To do: Search the records for the string "used" and copy every line in which it appears.
Material for the task below:
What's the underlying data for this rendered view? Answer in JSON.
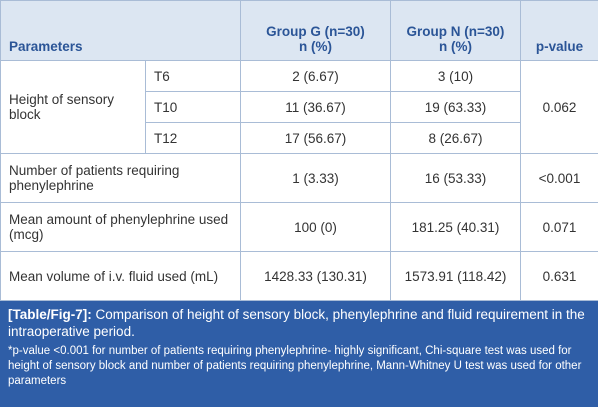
{
  "table": {
    "header": {
      "parameters": "Parameters",
      "group_g": [
        "Group G (n=30)",
        "n (%)"
      ],
      "group_n": [
        "Group N (n=30)",
        "n (%)"
      ],
      "p_value": "p-value"
    },
    "rows": [
      {
        "parameter": "Height of sensory block",
        "levels": [
          {
            "level": "T6",
            "group_g": "2 (6.67)",
            "group_n": "3 (10)"
          },
          {
            "level": "T10",
            "group_g": "11 (36.67)",
            "group_n": "19 (63.33)"
          },
          {
            "level": "T12",
            "group_g": "17 (56.67)",
            "group_n": "8 (26.67)"
          }
        ],
        "p_value": "0.062"
      },
      {
        "parameter": "Number of patients requiring phenylephrine",
        "group_g": "1 (3.33)",
        "group_n": "16 (53.33)",
        "p_value": "<0.001"
      },
      {
        "parameter": "Mean amount of phenylephrine used (mcg)",
        "group_g": "100 (0)",
        "group_n": "181.25 (40.31)",
        "p_value": "0.071"
      },
      {
        "parameter": "Mean volume of i.v. fluid used (mL)",
        "group_g": "1428.33 (130.31)",
        "group_n": "1573.91 (118.42)",
        "p_value": "0.631"
      }
    ]
  },
  "caption": {
    "label": "[Table/Fig-7]:",
    "text": "Comparison of height of sensory block, phenylephrine and fluid requirement in the intraoperative period.",
    "footnote": "*p-value <0.001 for number of patients requiring phenylephrine- highly significant, Chi-square test was used for height of sensory block and number of patients requiring phenylephrine, Mann-Whitney U test was used for other parameters"
  }
}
End of Material for the task.
Task output:
        "parameter": "Mean amount of phenylephrine used (mcg)",
        "parameter": "Mean volume of i.v. fluid used (mL)",
    "footnote": "*p-value <0.001 for number of patients requiring phenylephrine- highly significant, Chi-square test was used for height of sensory block and number of patients requiring phenylephrine, Mann-Whitney U test was used for other parameters"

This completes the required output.